- _DOCUMENT_:
* begin *
Fawkes’ scripting is all well and good, but it’s Templesmith’s cadaverous art that really makes the series. Like Frazier Irving, Templesmith’s natural style is made for comics involving the other. There’s nothing conventionally attractive about it, not even in the slightest, so it’ll have to be an acquired taste for some people. But what it does that no conventional art can is emphasize the unknowable eeriness of the forces our heroes have to deal with. Take the Slaughter Swamp nun; the face is horrifyingly twisted and distorted, yet like a Magic Eye nightmare you can make out slitted eyes and a skeletal mouth, which eventually become even more terrible when they split art to reveal a seething mass of eyes and fangs. Just by comparison, the scenes at HQ are peaceful, even relaxing to look at, as if the gathering of the whole team in their base of operations affords some small measure of safety against the evil outside.
* end *
- _REQUESTS_:
1. Render this sentence from the comics review into Spanish: "There’s nothing conventionally attractive about it, not even in the slightest, so it’ll have to be an acquired taste for some people."
2. Carry the review of Templesmith's comics art forward, starting after its final sentence.
The records have nothing to do with the work here.

- _LISTING_:
* begin *
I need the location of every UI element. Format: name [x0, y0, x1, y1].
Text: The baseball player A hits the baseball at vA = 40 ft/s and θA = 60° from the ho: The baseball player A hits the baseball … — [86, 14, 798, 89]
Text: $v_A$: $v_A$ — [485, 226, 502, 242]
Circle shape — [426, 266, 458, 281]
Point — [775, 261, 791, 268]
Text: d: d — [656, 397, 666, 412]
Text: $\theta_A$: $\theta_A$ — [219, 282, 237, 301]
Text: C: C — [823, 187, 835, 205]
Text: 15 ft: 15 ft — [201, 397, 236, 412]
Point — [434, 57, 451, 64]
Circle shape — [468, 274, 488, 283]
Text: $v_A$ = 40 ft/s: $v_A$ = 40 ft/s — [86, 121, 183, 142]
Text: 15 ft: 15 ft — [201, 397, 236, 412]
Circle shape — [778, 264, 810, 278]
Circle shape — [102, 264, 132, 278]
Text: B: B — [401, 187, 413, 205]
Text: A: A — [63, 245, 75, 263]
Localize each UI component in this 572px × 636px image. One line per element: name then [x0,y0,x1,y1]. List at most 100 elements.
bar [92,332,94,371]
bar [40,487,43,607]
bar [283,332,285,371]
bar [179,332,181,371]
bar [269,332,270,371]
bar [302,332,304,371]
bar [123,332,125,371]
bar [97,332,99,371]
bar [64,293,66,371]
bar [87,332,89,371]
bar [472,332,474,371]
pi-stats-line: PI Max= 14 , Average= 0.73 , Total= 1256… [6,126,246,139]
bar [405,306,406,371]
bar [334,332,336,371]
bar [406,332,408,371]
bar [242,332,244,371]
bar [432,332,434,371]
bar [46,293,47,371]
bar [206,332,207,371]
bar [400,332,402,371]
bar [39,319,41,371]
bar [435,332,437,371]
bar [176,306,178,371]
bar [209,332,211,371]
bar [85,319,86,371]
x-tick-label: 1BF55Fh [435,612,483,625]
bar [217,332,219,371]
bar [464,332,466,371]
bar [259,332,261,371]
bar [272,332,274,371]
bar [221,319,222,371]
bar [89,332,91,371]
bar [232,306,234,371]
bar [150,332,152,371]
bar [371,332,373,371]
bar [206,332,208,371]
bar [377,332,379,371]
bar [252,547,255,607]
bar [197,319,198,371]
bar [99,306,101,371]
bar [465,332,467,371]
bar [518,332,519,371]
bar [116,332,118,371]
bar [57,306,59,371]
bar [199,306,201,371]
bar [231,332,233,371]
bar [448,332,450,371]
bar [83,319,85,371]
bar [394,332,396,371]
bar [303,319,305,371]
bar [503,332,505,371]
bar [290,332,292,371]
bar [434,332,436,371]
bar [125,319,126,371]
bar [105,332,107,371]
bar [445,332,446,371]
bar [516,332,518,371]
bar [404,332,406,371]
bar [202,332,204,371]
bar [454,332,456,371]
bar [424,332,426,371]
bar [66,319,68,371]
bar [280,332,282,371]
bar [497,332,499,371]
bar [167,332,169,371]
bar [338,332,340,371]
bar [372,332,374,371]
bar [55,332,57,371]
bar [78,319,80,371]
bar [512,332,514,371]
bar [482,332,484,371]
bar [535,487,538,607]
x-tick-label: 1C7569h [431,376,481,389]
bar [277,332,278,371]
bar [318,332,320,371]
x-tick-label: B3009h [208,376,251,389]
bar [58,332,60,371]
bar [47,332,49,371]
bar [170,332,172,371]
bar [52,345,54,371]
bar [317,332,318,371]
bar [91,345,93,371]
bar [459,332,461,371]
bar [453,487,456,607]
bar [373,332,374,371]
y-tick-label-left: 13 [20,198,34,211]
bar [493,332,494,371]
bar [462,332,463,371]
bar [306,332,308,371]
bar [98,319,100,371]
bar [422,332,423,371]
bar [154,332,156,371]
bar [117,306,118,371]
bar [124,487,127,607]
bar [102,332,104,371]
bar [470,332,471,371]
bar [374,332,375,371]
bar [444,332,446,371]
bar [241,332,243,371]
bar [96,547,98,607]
* end *
- _WRITTEN ANSWERS_:
1. No tiene nada de convencionalmente atractivo, ni en lo más mínimo, así que para algunas personas tendrá que ser un gusto adquirido.

2.
– “Nobody believes us…nobody understands us. Nobody wants us here…we’re too busy protecting you to care.” “We will not rest”
* Oh, yes, Jim buys bagels for everyone after a harrowing night of creature-banishing. Don’t tell me that doesn’t make you love him a little bit.
– “We Will Not Rest”—what a great title for a chapter.
Finally, DC might have the occult title it's been waiting for, with its second issue proving as solid as the first.